::: EXTRACTED MATERIAL :::

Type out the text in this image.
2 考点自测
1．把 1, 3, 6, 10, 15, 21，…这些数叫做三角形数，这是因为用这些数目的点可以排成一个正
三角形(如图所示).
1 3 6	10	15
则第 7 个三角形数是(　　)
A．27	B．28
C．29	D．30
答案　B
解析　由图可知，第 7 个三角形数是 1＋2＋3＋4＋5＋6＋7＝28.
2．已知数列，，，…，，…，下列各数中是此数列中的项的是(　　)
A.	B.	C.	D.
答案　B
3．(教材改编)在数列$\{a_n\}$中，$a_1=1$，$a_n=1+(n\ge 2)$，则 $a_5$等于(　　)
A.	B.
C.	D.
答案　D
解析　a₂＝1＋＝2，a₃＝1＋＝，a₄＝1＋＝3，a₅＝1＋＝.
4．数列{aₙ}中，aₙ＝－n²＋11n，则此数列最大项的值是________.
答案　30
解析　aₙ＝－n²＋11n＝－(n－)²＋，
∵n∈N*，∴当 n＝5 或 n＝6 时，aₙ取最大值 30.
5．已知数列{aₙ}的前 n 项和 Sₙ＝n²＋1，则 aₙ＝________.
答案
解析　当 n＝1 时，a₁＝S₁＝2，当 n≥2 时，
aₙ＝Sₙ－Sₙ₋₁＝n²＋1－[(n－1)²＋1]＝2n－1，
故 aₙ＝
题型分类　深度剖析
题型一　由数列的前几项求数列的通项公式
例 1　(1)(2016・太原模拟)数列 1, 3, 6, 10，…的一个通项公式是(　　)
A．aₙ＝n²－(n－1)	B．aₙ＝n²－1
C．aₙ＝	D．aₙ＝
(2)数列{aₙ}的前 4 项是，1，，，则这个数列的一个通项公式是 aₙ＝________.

:::

WRITTEN INSTRUCTION: Transcribe the data. Leave every line exactly as it is.

TASK RESPONSE:
Type out the text in this image.
2 考点自测
1．把 1, 3, 6, 10, 15, 21，…这些数叫做三角形数，这是因为用这些数目的点可以排成一个正
三角形(如图所示).
1 3 6	10	15
则第 7 个三角形数是(　　)
A．27	B．28
C．29	D．30
答案　B
解析　由图可知，第 7 个三角形数是 1＋2＋3＋4＋5＋6＋7＝28.
2．已知数列，，，…，，…，下列各数中是此数列中的项的是(　　)
A.	B.	C.	D.
答案　B
3．(教材改编)在数列$\{a_n\}$中，$a_1=1$，$a_n=1+(n\ge 2)$，则 $a_5$等于(　　)
A.	B.
C.	D.
答案　D
解析　a₂＝1＋＝2，a₃＝1＋＝，a₄＝1＋＝3，a₅＝1＋＝.
4．数列{aₙ}中，aₙ＝－n²＋11n，则此数列最大项的值是________.
答案　30
解析　aₙ＝－n²＋11n＝－(n－)²＋，
∵n∈N*，∴当 n＝5 或 n＝6 时，aₙ取最大值 30.
5．已知数列{aₙ}的前 n 项和 Sₙ＝n²＋1，则 aₙ＝________.
答案
解析　当 n＝1 时，a₁＝S₁＝2，当 n≥2 时，
aₙ＝Sₙ－Sₙ₋₁＝n²＋1－[(n－1)²＋1]＝2n－1，
故 aₙ＝
题型分类　深度剖析
题型一　由数列的前几项求数列的通项公式
例 1　(1)(2016・太原模拟)数列 1, 3, 6, 10，…的一个通项公式是(　　)
A．aₙ＝n²－(n－1)	B．aₙ＝n²－1
C．aₙ＝	D．aₙ＝
(2)数列{aₙ}的前 4 项是，1，，，则这个数列的一个通项公式是 aₙ＝________.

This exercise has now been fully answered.